DATA SECTION:

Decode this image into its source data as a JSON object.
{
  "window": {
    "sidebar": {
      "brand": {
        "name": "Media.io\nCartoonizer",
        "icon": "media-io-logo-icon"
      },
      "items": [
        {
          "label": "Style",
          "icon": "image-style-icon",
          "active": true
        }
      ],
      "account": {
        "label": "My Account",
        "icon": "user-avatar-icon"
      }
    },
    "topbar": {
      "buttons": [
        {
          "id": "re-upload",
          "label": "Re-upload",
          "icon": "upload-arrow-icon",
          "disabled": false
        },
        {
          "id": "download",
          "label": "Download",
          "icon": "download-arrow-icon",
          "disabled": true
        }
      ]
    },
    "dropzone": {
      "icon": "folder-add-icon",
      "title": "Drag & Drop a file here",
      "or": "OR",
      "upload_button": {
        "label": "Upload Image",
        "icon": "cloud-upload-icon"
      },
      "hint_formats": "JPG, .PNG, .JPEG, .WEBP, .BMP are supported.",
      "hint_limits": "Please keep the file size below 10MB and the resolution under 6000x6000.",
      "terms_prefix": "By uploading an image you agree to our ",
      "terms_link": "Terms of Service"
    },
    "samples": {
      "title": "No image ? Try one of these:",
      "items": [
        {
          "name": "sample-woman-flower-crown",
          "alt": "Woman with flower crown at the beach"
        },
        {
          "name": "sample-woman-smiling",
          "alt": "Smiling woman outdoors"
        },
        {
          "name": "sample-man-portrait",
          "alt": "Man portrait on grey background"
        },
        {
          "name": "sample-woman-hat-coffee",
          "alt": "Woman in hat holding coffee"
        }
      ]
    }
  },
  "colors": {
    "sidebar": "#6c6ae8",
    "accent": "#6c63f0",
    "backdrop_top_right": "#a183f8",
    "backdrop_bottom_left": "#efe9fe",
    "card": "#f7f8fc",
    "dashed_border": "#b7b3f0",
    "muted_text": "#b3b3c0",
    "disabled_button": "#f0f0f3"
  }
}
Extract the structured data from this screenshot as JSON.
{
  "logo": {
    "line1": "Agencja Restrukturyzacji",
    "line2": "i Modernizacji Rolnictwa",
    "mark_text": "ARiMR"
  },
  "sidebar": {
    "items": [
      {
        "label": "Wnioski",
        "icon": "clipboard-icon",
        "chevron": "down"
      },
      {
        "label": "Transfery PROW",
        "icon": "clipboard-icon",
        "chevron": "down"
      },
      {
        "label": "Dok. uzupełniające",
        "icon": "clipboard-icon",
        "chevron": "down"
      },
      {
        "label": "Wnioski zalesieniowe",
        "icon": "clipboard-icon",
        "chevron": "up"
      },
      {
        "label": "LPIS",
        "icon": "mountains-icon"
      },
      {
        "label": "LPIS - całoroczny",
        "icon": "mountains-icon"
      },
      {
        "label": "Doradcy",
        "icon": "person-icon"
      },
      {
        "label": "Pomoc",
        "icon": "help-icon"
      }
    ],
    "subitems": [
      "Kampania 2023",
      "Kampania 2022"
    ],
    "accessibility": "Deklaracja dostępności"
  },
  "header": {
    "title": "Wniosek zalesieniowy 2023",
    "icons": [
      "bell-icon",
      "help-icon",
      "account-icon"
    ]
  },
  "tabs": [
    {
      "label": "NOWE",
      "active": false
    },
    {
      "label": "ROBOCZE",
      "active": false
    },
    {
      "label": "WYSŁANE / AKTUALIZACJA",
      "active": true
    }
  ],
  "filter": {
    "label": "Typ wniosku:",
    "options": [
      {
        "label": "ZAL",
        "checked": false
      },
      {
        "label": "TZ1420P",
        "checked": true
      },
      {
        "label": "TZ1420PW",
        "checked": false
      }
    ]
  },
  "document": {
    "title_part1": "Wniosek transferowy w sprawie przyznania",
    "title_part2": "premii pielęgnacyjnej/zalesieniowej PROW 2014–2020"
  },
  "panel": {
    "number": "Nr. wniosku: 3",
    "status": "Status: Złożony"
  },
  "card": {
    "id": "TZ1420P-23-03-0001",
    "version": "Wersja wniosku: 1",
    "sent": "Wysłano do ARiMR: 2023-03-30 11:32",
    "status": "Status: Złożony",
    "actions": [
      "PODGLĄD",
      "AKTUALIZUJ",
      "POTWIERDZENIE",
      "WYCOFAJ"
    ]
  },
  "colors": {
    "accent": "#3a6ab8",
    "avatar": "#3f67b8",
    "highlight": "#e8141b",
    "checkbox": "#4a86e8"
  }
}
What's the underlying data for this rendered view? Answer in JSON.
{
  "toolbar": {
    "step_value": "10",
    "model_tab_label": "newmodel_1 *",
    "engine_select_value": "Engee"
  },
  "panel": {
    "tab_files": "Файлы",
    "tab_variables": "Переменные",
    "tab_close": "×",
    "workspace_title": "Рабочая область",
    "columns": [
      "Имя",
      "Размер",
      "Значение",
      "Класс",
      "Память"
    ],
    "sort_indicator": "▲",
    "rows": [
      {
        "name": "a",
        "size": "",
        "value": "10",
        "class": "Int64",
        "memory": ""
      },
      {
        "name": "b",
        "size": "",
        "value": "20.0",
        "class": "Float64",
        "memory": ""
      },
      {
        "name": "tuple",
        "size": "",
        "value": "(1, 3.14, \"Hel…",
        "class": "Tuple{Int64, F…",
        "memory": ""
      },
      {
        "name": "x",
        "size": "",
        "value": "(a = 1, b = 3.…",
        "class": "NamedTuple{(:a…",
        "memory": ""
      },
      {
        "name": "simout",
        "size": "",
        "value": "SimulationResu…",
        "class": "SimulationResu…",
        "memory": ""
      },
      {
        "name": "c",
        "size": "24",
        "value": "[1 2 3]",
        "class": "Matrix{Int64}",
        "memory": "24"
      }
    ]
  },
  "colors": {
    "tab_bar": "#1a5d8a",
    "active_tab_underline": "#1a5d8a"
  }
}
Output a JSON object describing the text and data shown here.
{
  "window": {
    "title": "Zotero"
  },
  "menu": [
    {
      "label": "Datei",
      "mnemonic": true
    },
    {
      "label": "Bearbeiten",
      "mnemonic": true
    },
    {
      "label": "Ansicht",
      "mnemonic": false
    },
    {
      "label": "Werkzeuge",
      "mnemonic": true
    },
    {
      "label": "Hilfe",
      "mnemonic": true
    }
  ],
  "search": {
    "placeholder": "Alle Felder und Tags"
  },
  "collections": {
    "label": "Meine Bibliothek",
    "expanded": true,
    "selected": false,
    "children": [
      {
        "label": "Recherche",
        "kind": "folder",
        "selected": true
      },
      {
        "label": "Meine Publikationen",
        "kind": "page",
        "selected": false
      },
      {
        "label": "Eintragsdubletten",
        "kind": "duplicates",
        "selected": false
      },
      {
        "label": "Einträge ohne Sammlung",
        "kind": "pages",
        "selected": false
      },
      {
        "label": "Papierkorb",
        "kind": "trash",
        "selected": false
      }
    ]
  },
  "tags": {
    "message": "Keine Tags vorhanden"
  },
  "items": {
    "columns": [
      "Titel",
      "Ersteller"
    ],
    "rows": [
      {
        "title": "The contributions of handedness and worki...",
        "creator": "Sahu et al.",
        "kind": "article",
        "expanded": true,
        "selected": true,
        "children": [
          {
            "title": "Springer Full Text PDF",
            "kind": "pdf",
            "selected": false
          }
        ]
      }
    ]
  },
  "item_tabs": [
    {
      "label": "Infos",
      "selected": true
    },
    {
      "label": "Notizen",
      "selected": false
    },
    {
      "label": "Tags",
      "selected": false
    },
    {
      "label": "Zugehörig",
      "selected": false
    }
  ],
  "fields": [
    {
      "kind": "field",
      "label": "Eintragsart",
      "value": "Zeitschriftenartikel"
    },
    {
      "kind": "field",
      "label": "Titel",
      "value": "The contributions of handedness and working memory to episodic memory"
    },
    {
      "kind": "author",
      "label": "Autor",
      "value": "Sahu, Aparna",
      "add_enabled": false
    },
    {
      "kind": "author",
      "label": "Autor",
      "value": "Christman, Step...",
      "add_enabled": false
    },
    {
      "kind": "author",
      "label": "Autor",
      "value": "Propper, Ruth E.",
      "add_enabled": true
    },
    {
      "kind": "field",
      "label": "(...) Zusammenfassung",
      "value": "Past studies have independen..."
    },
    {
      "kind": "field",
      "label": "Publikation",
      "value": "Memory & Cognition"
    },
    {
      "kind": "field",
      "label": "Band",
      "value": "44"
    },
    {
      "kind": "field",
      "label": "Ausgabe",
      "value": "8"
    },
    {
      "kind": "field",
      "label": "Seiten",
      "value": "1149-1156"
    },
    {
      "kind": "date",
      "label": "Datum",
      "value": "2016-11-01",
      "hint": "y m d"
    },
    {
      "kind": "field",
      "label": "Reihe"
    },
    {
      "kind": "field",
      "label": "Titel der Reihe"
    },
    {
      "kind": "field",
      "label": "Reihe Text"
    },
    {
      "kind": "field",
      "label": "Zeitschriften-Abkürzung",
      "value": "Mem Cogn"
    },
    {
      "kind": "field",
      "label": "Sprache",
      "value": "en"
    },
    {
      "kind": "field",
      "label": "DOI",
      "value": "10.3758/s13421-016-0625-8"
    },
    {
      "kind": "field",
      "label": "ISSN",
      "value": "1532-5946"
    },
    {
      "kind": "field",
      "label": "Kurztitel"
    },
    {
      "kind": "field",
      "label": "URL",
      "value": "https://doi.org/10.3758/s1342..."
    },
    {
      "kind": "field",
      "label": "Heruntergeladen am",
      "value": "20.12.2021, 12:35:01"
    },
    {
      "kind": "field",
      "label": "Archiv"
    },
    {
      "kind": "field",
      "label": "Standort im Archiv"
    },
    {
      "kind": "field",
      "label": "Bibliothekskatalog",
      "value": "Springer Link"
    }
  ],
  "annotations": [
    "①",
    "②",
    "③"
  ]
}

SET EXERCISE:
Above is a listing; report how many of its lines include the word "here", giving the number only.

TASK RESPONSE:
2